WHAT IS REQUIRED.
Examine the records and identify each line that includes the string "JSON". Copy those lines.

[Excerpts from a figure dataset]

-- BEGIN --

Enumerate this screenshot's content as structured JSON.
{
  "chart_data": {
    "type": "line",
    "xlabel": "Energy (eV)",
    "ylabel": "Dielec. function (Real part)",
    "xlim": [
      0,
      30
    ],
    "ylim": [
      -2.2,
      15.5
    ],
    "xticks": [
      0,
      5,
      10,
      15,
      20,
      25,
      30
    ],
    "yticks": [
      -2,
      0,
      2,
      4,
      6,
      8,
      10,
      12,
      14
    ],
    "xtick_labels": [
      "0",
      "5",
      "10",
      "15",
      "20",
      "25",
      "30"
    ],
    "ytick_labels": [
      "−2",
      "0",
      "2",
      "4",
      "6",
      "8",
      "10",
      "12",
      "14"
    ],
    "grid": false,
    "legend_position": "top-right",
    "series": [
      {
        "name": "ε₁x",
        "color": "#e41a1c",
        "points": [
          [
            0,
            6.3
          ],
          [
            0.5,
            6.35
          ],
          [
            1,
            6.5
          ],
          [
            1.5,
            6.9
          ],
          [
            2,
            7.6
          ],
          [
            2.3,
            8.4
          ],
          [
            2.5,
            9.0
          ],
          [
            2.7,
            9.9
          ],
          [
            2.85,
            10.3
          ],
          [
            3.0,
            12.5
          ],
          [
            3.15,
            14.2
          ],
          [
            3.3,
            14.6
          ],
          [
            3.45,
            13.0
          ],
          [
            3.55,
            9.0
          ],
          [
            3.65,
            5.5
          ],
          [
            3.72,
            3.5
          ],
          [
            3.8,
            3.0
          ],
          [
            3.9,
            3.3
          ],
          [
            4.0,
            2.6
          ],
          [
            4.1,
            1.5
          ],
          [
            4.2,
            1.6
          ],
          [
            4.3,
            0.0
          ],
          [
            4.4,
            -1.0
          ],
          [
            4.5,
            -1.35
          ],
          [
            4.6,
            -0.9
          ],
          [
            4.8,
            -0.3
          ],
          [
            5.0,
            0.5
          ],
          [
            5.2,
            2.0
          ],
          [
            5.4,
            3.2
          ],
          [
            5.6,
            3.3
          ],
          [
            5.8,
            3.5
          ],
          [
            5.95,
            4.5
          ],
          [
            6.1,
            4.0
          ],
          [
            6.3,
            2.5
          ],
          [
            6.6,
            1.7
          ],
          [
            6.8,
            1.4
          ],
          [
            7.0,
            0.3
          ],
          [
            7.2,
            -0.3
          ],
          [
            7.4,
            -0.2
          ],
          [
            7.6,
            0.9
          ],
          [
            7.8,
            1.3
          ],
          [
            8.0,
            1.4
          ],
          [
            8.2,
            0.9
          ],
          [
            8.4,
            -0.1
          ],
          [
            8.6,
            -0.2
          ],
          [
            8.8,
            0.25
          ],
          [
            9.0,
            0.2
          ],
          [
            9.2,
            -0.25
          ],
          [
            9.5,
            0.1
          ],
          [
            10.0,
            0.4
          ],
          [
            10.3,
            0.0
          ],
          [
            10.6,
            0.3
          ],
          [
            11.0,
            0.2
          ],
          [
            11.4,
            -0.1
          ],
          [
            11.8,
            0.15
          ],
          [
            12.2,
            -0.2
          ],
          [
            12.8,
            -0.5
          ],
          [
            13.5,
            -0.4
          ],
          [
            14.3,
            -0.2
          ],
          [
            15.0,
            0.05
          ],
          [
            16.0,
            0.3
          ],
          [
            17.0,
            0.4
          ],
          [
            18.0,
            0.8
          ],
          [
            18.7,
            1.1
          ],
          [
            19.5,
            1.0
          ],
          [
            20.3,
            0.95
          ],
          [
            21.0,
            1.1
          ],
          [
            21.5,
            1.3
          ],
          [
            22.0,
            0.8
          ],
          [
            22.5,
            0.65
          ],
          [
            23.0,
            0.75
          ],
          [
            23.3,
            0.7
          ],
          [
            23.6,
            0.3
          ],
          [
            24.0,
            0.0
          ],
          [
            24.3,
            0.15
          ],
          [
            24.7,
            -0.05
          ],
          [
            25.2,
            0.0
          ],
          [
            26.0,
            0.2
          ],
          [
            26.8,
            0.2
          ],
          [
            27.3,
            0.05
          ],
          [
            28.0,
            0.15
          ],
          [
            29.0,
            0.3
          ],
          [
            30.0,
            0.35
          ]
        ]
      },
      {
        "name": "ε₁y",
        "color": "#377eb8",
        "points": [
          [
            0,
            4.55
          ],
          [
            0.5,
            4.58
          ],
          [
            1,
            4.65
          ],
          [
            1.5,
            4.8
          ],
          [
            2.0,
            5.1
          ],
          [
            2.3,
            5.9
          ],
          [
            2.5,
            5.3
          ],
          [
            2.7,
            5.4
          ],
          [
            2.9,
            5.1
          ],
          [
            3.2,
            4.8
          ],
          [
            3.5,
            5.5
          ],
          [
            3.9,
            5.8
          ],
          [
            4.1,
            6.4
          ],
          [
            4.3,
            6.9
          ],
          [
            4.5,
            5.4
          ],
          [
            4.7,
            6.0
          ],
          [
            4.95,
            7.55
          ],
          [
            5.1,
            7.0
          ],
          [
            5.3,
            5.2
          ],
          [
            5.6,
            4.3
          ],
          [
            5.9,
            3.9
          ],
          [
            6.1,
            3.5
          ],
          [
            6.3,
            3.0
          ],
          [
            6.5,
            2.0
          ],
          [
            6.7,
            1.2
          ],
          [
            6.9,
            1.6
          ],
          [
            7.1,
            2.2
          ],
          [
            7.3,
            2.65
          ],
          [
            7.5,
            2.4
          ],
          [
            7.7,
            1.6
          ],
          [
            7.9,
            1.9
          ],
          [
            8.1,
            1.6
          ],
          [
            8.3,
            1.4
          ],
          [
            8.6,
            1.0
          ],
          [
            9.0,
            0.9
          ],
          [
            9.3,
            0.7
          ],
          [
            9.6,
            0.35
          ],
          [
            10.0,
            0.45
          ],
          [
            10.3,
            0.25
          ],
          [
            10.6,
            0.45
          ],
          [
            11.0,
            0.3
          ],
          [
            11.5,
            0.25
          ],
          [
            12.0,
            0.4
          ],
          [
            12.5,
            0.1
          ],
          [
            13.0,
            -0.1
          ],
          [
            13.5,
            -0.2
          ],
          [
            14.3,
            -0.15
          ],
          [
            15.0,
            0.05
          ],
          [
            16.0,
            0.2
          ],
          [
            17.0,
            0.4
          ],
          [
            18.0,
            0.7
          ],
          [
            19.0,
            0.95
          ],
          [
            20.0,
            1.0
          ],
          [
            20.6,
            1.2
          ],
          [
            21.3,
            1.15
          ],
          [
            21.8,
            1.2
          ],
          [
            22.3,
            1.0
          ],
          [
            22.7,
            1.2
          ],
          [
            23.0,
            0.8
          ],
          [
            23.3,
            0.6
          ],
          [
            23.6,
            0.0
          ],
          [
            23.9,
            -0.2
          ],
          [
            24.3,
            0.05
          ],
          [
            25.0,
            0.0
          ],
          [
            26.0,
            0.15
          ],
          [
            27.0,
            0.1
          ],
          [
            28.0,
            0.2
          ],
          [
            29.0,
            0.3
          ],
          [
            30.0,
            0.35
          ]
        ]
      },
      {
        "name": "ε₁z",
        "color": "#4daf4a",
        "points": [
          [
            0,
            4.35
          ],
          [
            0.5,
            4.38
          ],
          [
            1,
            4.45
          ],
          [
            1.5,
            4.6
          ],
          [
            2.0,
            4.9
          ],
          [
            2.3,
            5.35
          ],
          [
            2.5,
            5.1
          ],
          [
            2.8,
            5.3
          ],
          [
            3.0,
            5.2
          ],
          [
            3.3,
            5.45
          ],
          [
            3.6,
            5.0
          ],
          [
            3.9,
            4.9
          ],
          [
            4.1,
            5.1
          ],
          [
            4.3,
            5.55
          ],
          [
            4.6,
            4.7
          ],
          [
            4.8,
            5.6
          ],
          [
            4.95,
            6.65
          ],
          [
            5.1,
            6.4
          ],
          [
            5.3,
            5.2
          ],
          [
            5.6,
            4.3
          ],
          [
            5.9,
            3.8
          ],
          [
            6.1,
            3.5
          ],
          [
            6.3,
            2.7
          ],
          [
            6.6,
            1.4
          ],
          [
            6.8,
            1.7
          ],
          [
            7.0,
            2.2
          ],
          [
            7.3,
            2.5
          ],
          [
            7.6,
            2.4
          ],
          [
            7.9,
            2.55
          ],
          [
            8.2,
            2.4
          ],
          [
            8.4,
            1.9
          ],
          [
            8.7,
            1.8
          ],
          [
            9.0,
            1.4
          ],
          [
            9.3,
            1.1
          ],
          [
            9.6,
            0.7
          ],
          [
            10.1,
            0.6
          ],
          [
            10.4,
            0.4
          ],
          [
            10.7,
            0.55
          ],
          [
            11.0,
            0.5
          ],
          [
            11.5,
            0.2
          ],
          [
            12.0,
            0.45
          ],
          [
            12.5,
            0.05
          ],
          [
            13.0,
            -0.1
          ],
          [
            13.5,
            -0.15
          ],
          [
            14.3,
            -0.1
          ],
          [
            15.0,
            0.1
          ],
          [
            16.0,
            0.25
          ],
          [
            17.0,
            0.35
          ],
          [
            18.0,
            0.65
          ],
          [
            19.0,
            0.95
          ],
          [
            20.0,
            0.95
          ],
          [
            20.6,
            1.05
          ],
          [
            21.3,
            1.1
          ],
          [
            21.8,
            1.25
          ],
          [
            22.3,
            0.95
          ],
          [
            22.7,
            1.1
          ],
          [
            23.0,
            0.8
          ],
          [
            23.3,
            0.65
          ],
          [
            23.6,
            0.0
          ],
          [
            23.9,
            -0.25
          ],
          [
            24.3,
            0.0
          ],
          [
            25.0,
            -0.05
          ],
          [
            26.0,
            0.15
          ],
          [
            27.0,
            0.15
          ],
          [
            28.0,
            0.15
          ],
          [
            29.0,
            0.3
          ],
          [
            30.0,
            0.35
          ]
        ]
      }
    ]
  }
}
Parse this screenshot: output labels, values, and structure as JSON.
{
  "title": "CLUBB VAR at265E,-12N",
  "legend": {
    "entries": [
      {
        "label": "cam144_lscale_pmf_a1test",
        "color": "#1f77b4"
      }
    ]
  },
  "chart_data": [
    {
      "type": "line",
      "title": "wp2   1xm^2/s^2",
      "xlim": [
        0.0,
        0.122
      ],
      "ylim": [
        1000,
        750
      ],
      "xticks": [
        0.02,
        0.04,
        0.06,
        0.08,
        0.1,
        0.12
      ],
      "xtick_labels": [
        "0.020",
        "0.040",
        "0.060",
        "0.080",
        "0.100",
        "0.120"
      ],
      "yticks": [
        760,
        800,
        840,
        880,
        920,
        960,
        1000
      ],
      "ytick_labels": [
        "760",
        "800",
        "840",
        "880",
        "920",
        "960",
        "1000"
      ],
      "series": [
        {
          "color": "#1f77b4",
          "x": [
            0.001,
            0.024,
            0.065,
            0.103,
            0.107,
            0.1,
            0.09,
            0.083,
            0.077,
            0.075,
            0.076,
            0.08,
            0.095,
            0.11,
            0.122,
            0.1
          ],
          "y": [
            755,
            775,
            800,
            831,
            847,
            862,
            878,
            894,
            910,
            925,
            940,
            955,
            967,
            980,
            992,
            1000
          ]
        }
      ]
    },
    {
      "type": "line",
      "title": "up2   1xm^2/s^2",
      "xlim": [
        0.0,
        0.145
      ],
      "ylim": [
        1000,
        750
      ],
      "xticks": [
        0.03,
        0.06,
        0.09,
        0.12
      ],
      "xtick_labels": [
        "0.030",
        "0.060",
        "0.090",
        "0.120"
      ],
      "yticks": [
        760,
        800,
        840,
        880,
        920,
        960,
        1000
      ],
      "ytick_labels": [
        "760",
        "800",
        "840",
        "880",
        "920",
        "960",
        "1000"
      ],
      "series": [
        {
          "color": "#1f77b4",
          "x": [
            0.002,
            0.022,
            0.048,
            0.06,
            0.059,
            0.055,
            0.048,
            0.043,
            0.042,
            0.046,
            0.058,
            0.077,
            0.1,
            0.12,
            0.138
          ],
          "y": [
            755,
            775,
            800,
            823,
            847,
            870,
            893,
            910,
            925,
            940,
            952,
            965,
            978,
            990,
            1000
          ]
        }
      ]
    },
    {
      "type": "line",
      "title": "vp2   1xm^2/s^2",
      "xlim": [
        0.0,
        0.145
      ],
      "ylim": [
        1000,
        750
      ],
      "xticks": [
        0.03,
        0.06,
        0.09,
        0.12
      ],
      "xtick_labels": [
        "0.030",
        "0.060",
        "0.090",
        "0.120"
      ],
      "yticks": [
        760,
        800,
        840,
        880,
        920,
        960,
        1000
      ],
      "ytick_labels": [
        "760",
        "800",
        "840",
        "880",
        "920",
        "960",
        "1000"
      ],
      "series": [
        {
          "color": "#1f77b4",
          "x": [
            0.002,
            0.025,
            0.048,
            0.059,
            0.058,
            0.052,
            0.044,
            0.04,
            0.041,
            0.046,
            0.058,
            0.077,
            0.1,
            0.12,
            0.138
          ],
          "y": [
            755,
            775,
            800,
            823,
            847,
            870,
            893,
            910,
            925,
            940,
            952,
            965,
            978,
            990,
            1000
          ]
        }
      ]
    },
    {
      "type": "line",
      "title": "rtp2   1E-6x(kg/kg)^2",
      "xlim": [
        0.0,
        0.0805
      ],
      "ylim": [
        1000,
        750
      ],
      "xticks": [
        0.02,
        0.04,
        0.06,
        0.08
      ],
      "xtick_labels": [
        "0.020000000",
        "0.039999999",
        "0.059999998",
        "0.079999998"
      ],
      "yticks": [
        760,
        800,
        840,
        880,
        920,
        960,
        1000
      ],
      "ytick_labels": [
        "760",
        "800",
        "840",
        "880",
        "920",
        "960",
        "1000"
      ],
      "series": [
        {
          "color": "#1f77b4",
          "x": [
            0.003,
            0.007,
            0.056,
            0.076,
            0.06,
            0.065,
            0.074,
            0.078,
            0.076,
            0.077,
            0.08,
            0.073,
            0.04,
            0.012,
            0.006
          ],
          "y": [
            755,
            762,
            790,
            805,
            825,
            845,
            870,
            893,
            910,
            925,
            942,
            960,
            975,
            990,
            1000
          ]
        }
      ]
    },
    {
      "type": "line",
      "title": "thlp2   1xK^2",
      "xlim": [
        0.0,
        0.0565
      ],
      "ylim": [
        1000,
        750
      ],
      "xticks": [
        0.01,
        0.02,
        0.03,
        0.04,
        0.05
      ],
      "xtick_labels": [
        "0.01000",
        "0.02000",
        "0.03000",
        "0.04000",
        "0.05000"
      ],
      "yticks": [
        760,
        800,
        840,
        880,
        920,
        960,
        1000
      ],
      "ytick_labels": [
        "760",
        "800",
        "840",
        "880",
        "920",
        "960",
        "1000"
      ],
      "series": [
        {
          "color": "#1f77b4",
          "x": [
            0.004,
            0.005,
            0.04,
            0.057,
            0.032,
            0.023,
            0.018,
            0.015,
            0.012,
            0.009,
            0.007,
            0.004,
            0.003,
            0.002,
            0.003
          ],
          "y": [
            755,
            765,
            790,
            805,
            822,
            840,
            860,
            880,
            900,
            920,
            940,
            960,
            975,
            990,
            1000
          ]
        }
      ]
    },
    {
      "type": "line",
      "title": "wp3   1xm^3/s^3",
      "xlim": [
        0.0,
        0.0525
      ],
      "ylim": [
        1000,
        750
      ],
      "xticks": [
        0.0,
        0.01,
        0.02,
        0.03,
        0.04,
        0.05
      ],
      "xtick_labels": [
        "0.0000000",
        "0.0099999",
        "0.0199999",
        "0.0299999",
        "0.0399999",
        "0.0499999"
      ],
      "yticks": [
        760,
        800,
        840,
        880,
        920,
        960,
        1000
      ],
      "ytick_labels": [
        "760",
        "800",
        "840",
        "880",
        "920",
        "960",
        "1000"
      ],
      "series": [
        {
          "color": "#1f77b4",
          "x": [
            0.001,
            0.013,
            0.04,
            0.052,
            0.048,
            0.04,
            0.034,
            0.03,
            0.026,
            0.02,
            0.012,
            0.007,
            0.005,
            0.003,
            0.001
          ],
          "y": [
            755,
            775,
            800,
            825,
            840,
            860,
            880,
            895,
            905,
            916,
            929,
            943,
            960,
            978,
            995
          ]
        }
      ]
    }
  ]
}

-- END --

TASK OUTPUT.
Enumerate this screenshot's content as structured JSON.
Parse this screenshot: output labels, values, and structure as JSON.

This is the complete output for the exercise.